---- Information provided

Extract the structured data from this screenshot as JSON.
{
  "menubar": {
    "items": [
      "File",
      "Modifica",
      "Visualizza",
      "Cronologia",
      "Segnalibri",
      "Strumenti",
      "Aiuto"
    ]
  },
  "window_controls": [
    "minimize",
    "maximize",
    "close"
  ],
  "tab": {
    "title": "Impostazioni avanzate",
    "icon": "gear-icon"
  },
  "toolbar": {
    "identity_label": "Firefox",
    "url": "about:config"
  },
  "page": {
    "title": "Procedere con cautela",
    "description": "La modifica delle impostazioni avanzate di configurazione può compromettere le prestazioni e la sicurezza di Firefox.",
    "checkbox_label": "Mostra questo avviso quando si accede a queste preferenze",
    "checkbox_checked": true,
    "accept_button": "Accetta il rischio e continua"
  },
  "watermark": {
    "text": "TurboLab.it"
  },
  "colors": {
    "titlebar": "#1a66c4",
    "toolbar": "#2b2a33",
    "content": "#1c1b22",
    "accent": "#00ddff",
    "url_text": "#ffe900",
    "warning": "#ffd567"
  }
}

--------

▶ Objective:
Type out the material again exactly as presented.

▶ Solved problem:
Extract the structured data from this screenshot as JSON.
{
  "menubar": {
    "items": [
      "File",
      "Modifica",
      "Visualizza",
      "Cronologia",
      "Segnalibri",
      "Strumenti",
      "Aiuto"
    ]
  },
  "window_controls": [
    "minimize",
    "maximize",
    "close"
  ],
  "tab": {
    "title": "Impostazioni avanzate",
    "icon": "gear-icon"
  },
  "toolbar": {
    "identity_label": "Firefox",
    "url": "about:config"
  },
  "page": {
    "title": "Procedere con cautela",
    "description": "La modifica delle impostazioni avanzate di configurazione può compromettere le prestazioni e la sicurezza di Firefox.",
    "checkbox_label": "Mostra questo avviso quando si accede a queste preferenze",
    "checkbox_checked": true,
    "accept_button": "Accetta il rischio e continua"
  },
  "watermark": {
    "text": "TurboLab.it"
  },
  "colors": {
    "titlebar": "#1a66c4",
    "toolbar": "#2b2a33",
    "content": "#1c1b22",
    "accent": "#00ddff",
    "url_text": "#ffe900",
    "warning": "#ffd567"
  }
}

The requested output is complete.